> [WHAT THE EXERCISE ASKS] Would you copy only the lines below, beginning with the one that contains "Read out every word on this page." and running through the last entry line?

Stored items
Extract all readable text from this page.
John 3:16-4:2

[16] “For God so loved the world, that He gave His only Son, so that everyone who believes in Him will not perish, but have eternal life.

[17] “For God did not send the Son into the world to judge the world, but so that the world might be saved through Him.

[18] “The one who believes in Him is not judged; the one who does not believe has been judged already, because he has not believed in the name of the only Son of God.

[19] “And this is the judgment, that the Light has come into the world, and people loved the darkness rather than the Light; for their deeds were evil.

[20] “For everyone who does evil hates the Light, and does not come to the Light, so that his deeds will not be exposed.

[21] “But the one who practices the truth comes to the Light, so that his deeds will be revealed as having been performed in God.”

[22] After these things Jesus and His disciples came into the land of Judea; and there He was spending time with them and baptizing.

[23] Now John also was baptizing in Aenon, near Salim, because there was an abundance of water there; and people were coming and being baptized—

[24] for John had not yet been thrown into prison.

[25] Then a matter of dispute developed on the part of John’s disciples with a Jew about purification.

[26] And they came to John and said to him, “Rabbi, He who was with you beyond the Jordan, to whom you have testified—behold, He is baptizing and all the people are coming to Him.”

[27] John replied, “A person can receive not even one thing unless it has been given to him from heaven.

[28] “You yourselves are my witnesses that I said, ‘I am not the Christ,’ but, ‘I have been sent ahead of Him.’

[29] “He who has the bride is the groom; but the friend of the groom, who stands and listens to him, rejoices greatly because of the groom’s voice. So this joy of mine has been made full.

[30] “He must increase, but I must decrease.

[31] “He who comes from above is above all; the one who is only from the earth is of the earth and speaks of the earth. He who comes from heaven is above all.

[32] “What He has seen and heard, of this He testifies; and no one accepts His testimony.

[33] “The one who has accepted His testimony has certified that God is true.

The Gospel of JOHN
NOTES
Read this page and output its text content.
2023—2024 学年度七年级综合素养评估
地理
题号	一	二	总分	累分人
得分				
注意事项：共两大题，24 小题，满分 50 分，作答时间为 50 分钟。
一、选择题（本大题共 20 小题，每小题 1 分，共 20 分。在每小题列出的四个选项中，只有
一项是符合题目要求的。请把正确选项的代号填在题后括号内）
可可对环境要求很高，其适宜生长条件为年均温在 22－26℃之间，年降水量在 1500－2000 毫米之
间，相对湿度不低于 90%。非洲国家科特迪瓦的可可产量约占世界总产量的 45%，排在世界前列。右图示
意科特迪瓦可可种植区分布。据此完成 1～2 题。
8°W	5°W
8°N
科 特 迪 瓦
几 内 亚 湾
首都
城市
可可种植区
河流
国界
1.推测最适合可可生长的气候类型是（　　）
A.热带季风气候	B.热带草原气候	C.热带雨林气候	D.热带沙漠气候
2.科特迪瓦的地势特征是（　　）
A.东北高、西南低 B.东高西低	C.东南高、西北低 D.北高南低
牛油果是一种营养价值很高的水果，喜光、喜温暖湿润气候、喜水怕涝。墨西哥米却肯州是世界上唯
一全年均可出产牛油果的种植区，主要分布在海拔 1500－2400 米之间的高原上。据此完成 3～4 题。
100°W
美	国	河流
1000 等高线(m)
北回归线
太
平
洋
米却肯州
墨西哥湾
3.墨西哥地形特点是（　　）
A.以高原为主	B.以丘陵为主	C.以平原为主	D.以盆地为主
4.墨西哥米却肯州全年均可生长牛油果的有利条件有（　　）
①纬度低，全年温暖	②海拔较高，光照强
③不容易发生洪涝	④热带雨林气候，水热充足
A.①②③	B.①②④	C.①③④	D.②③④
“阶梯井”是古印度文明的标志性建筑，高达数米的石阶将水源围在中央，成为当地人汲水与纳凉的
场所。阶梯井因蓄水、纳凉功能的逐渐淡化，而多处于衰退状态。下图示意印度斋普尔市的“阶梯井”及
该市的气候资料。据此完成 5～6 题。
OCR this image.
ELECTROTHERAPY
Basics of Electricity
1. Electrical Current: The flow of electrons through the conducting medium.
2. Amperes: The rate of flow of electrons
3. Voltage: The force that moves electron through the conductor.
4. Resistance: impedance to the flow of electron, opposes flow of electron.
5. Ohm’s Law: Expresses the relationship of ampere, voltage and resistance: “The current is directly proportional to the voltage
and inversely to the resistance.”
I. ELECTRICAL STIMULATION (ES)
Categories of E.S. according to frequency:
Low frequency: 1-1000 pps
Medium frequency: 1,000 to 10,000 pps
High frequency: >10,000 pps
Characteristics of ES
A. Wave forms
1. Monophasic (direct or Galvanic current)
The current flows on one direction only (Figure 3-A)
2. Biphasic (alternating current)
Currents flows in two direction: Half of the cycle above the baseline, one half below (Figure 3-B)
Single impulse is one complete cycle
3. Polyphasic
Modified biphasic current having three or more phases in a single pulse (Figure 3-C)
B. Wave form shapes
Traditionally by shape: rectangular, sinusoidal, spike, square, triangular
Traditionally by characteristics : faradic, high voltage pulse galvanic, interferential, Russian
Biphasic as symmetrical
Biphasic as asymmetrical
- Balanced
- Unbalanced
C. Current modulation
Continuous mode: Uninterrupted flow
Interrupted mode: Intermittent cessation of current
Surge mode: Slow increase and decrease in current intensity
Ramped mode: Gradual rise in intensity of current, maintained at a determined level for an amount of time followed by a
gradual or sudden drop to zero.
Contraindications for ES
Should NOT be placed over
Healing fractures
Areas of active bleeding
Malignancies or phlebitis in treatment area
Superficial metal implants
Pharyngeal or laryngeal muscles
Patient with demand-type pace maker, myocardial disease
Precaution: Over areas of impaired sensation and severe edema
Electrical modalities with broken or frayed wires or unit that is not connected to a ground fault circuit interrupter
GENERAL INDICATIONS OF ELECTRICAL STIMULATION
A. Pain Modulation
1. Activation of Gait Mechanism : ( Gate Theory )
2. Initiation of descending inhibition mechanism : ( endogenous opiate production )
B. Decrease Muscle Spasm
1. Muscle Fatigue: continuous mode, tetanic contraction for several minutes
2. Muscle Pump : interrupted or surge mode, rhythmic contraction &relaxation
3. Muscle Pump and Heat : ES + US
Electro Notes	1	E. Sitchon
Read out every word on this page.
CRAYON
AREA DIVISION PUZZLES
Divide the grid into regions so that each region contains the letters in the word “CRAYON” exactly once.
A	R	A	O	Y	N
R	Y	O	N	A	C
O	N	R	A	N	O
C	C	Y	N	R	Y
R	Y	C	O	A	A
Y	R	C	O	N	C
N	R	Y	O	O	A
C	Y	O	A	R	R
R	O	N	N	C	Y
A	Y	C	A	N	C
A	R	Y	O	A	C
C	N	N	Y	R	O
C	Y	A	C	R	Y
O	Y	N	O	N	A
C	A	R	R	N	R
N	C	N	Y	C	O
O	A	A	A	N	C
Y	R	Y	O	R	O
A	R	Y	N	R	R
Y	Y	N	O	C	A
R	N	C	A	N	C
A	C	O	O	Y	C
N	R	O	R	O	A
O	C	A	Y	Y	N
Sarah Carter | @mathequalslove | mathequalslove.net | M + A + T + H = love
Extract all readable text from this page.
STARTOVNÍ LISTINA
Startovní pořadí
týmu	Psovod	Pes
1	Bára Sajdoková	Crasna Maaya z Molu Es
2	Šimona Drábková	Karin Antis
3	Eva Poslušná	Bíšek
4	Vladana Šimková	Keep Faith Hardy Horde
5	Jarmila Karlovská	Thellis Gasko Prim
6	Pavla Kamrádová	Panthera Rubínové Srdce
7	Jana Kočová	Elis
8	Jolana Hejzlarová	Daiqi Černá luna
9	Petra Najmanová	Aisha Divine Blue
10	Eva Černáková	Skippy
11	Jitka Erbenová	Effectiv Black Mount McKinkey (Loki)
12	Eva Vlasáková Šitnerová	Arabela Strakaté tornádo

> [SOLUTION TO THE EXERCISE]
Read out every word on this page.
CRAYON
AREA DIVISION PUZZLES
Divide the grid into regions so that each region contains the letters in the word “CRAYON” exactly once.
A	R	A	O	Y	N
R	Y	O	N	A	C
O	N	R	A	N	O
C	C	Y	N	R	Y
R	Y	C	O	A	A
Y	R	C	O	N	C
N	R	Y	O	O	A
C	Y	O	A	R	R
R	O	N	N	C	Y
A	Y	C	A	N	C
A	R	Y	O	A	C
C	N	N	Y	R	O
C	Y	A	C	R	Y
O	Y	N	O	N	A
C	A	R	R	N	R
N	C	N	Y	C	O
O	A	A	A	N	C
Y	R	Y	O	R	O
A	R	Y	N	R	R
Y	Y	N	O	C	A
R	N	C	A	N	C
A	C	O	O	Y	C
N	R	O	R	O	A
O	C	A	Y	Y	N
Sarah Carter | @mathequalslove | mathequalslove.net | M + A + T + H = love
Extract all readable text from this page.
STARTOVNÍ LISTINA
Startovní pořadí
týmu	Psovod	Pes
1	Bára Sajdoková	Crasna Maaya z Molu Es
2	Šimona Drábková	Karin Antis
3	Eva Poslušná	Bíšek
4	Vladana Šimková	Keep Faith Hardy Horde
5	Jarmila Karlovská	Thellis Gasko Prim
6	Pavla Kamrádová	Panthera Rubínové Srdce
7	Jana Kočová	Elis
8	Jolana Hejzlarová	Daiqi Černá luna
9	Petra Najmanová	Aisha Divine Blue
10	Eva Černáková	Skippy
11	Jitka Erbenová	Effectiv Black Mount McKinkey (Loki)
12	Eva Vlasáková Šitnerová	Arabela Strakaté tornádo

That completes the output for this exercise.